[Records contained in a dataset]
::::
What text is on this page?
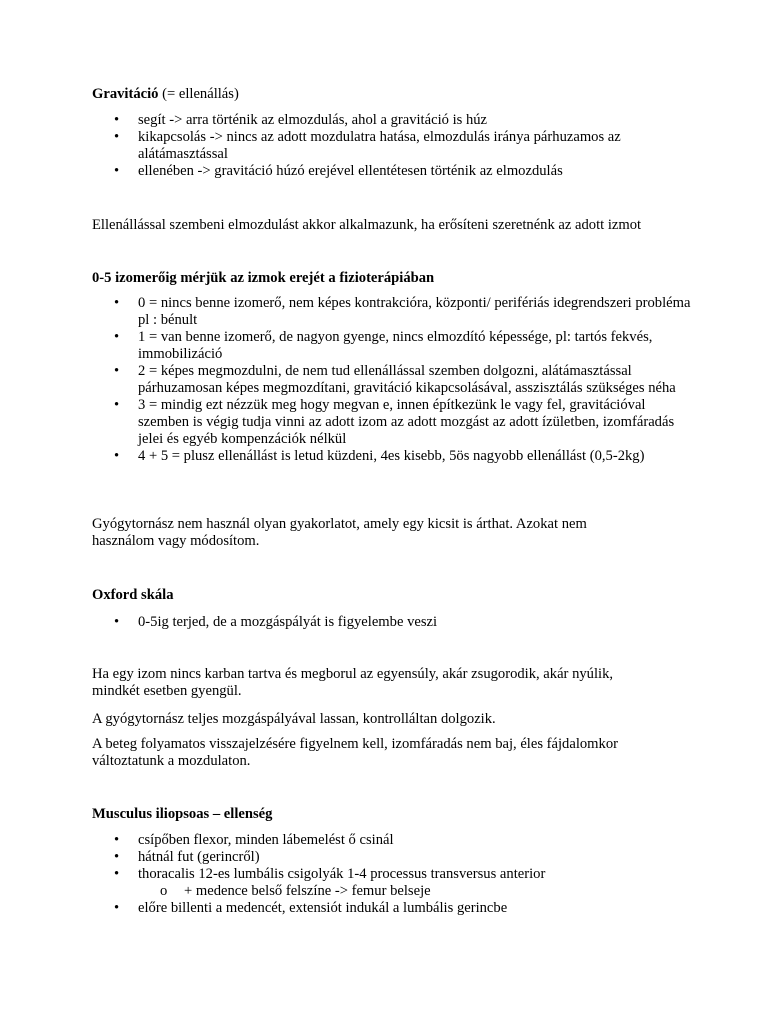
Gravitáció (= ellenállás)

• segít -> arra történik az elmozdulás, ahol a gravitáció is húz
• kikapcsolás -> nincs az adott mozdulatra hatása, elmozdulás iránya párhuzamos az alátámasztással
• ellenében -> gravitáció húzó erejével ellentétesen történik az elmozdulás

Ellenállással szembeni elmozdulást akkor alkalmazunk, ha erősíteni szeretnénk az adott izmot

0-5 izomerőig mérjük az izmok erejét a fizioterápiában

• 0 = nincs benne izomerő, nem képes kontrakcióra, központi/ perifériás idegrendszeri probléma pl : bénult
• 1 = van benne izomerő, de nagyon gyenge, nincs elmozdító képessége, pl: tartós fekvés, immobilizáció
• 2 = képes megmozdulni, de nem tud ellenállással szemben dolgozni, alátámasztással párhuzamosan képes megmozdítani, gravitáció kikapcsolásával, asszisztálás szükséges néha
• 3 = mindig ezt nézzük meg hogy megvan e, innen építkezünk le vagy fel, gravitációval szemben is végig tudja vinni az adott izom az adott mozgást az adott ízületben, izomfáradás jelei és egyéb kompenzációk nélkül
• 4 + 5 = plusz ellenállást is letud küzdeni, 4es kisebb, 5ös nagyobb ellenállást (0,5-2kg)

Gyógytornász nem használ olyan gyakorlatot, amely egy kicsit is árthat. Azokat nem használom vagy módosítom.

Oxford skála

• 0-5ig terjed, de a mozgáspályát is figyelembe veszi

Ha egy izom nincs karban tartva és megborul az egyensúly, akár zsugorodik, akár nyúlik, mindkét esetben gyengül.

A gyógytornász teljes mozgáspályával lassan, kontrolláltan dolgozik.

A beteg folyamatos visszajelzésére figyelnem kell, izomfáradás nem baj, éles fájdalomkor változtatunk a mozdulaton.

Musculus iliopsoas – ellenség

• csípőben flexor, minden lábemelést ő csinál
• hátnál fut (gerincről)
• thoracalis 12-es lumbális csigolyák 1-4 processus transversus anterior
o + medence belső felszíne -> femur belseje
• előre billenti a medencét, extensiót indukál a lumbális gerincbe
::::
PROBLEM TO SOLVE:
The answer is a single number: how many lines include the word "benne"?

SOLUTION TO THIS EXERCISE:
2